• [What to produce]: Exact repetition is required: output every record in full.

• [Listed entries]:
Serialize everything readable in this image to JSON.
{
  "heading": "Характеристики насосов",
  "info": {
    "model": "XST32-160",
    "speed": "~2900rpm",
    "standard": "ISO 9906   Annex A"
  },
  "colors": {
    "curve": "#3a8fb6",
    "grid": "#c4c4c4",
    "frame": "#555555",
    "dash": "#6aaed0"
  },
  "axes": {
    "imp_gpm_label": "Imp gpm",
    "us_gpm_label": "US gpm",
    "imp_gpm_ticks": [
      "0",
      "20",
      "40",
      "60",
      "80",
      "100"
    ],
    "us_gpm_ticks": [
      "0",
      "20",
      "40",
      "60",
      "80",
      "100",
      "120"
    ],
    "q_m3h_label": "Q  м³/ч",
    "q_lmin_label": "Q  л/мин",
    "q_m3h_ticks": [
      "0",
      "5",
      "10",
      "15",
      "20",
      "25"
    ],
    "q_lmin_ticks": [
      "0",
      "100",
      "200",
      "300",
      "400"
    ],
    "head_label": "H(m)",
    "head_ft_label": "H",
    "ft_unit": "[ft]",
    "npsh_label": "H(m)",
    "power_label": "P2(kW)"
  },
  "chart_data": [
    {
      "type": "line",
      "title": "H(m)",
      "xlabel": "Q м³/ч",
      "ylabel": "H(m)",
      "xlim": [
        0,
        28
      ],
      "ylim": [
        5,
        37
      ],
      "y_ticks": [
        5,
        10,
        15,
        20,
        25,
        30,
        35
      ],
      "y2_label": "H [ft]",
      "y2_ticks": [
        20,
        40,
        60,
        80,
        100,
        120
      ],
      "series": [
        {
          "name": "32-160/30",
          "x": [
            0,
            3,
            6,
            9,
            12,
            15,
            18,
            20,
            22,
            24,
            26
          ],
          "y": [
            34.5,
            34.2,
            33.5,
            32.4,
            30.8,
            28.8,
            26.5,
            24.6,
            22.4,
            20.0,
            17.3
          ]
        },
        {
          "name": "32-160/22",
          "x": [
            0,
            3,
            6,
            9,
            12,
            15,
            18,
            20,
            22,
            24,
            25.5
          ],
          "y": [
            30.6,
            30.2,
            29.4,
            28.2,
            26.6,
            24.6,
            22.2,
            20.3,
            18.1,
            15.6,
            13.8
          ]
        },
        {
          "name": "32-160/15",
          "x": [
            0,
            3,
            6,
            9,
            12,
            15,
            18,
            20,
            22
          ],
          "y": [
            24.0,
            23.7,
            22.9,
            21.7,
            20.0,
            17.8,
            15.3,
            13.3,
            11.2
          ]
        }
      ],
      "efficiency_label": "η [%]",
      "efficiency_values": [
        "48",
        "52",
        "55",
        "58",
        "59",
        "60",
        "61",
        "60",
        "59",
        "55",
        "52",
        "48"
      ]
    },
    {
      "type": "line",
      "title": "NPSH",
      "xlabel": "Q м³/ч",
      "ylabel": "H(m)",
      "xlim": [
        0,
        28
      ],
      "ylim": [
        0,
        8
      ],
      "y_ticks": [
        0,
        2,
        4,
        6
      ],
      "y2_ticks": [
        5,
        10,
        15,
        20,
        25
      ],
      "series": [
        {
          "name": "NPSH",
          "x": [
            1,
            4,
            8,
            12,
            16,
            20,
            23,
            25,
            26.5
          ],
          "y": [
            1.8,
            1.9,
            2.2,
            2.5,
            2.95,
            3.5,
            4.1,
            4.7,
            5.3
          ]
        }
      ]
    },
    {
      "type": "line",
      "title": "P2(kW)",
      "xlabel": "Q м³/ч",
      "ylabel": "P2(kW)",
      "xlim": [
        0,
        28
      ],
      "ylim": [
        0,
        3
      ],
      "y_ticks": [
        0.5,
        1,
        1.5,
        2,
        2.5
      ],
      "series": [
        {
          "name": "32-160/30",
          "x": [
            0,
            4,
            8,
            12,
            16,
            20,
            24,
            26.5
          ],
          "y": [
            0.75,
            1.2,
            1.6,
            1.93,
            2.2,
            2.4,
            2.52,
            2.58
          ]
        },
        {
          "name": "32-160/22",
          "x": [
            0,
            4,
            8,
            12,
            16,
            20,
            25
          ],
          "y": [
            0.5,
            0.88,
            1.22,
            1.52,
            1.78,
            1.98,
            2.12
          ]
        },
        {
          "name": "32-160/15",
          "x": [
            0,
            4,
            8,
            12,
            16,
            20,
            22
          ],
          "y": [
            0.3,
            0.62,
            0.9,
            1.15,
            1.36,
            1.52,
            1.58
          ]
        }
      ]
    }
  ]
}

• [Written answer]:
Serialize everything readable in this image to JSON.
{
  "heading": "Характеристики насосов",
  "info": {
    "model": "XST32-160",
    "speed": "~2900rpm",
    "standard": "ISO 9906   Annex A"
  },
  "colors": {
    "curve": "#3a8fb6",
    "grid": "#c4c4c4",
    "frame": "#555555",
    "dash": "#6aaed0"
  },
  "axes": {
    "imp_gpm_label": "Imp gpm",
    "us_gpm_label": "US gpm",
    "imp_gpm_ticks": [
      "0",
      "20",
      "40",
      "60",
      "80",
      "100"
    ],
    "us_gpm_ticks": [
      "0",
      "20",
      "40",
      "60",
      "80",
      "100",
      "120"
    ],
    "q_m3h_label": "Q  м³/ч",
    "q_lmin_label": "Q  л/мин",
    "q_m3h_ticks": [
      "0",
      "5",
      "10",
      "15",
      "20",
      "25"
    ],
    "q_lmin_ticks": [
      "0",
      "100",
      "200",
      "300",
      "400"
    ],
    "head_label": "H(m)",
    "head_ft_label": "H",
    "ft_unit": "[ft]",
    "npsh_label": "H(m)",
    "power_label": "P2(kW)"
  },
  "chart_data": [
    {
      "type": "line",
      "title": "H(m)",
      "xlabel": "Q м³/ч",
      "ylabel": "H(m)",
      "xlim": [
        0,
        28
      ],
      "ylim": [
        5,
        37
      ],
      "y_ticks": [
        5,
        10,
        15,
        20,
        25,
        30,
        35
      ],
      "y2_label": "H [ft]",
      "y2_ticks": [
        20,
        40,
        60,
        80,
        100,
        120
      ],
      "series": [
        {
          "name": "32-160/30",
          "x": [
            0,
            3,
            6,
            9,
            12,
            15,
            18,
            20,
            22,
            24,
            26
          ],
          "y": [
            34.5,
            34.2,
            33.5,
            32.4,
            30.8,
            28.8,
            26.5,
            24.6,
            22.4,
            20.0,
            17.3
          ]
        },
        {
          "name": "32-160/22",
          "x": [
            0,
            3,
            6,
            9,
            12,
            15,
            18,
            20,
            22,
            24,
            25.5
          ],
          "y": [
            30.6,
            30.2,
            29.4,
            28.2,
            26.6,
            24.6,
            22.2,
            20.3,
            18.1,
            15.6,
            13.8
          ]
        },
        {
          "name": "32-160/15",
          "x": [
            0,
            3,
            6,
            9,
            12,
            15,
            18,
            20,
            22
          ],
          "y": [
            24.0,
            23.7,
            22.9,
            21.7,
            20.0,
            17.8,
            15.3,
            13.3,
            11.2
          ]
        }
      ],
      "efficiency_label": "η [%]",
      "efficiency_values": [
        "48",
        "52",
        "55",
        "58",
        "59",
        "60",
        "61",
        "60",
        "59",
        "55",
        "52",
        "48"
      ]
    },
    {
      "type": "line",
      "title": "NPSH",
      "xlabel": "Q м³/ч",
      "ylabel": "H(m)",
      "xlim": [
        0,
        28
      ],
      "ylim": [
        0,
        8
      ],
      "y_ticks": [
        0,
        2,
        4,
        6
      ],
      "y2_ticks": [
        5,
        10,
        15,
        20,
        25
      ],
      "series": [
        {
          "name": "NPSH",
          "x": [
            1,
            4,
            8,
            12,
            16,
            20,
            23,
            25,
            26.5
          ],
          "y": [
            1.8,
            1.9,
            2.2,
            2.5,
            2.95,
            3.5,
            4.1,
            4.7,
            5.3
          ]
        }
      ]
    },
    {
      "type": "line",
      "title": "P2(kW)",
      "xlabel": "Q м³/ч",
      "ylabel": "P2(kW)",
      "xlim": [
        0,
        28
      ],
      "ylim": [
        0,
        3
      ],
      "y_ticks": [
        0.5,
        1,
        1.5,
        2,
        2.5
      ],
      "series": [
        {
          "name": "32-160/30",
          "x": [
            0,
            4,
            8,
            12,
            16,
            20,
            24,
            26.5
          ],
          "y": [
            0.75,
            1.2,
            1.6,
            1.93,
            2.2,
            2.4,
            2.52,
            2.58
          ]
        },
        {
          "name": "32-160/22",
          "x": [
            0,
            4,
            8,
            12,
            16,
            20,
            25
          ],
          "y": [
            0.5,
            0.88,
            1.22,
            1.52,
            1.78,
            1.98,
            2.12
          ]
        },
        {
          "name": "32-160/15",
          "x": [
            0,
            4,
            8,
            12,
            16,
            20,
            22
          ],
          "y": [
            0.3,
            0.62,
            0.9,
            1.15,
            1.36,
            1.52,
            1.58
          ]
        }
      ]
    }
  ]
}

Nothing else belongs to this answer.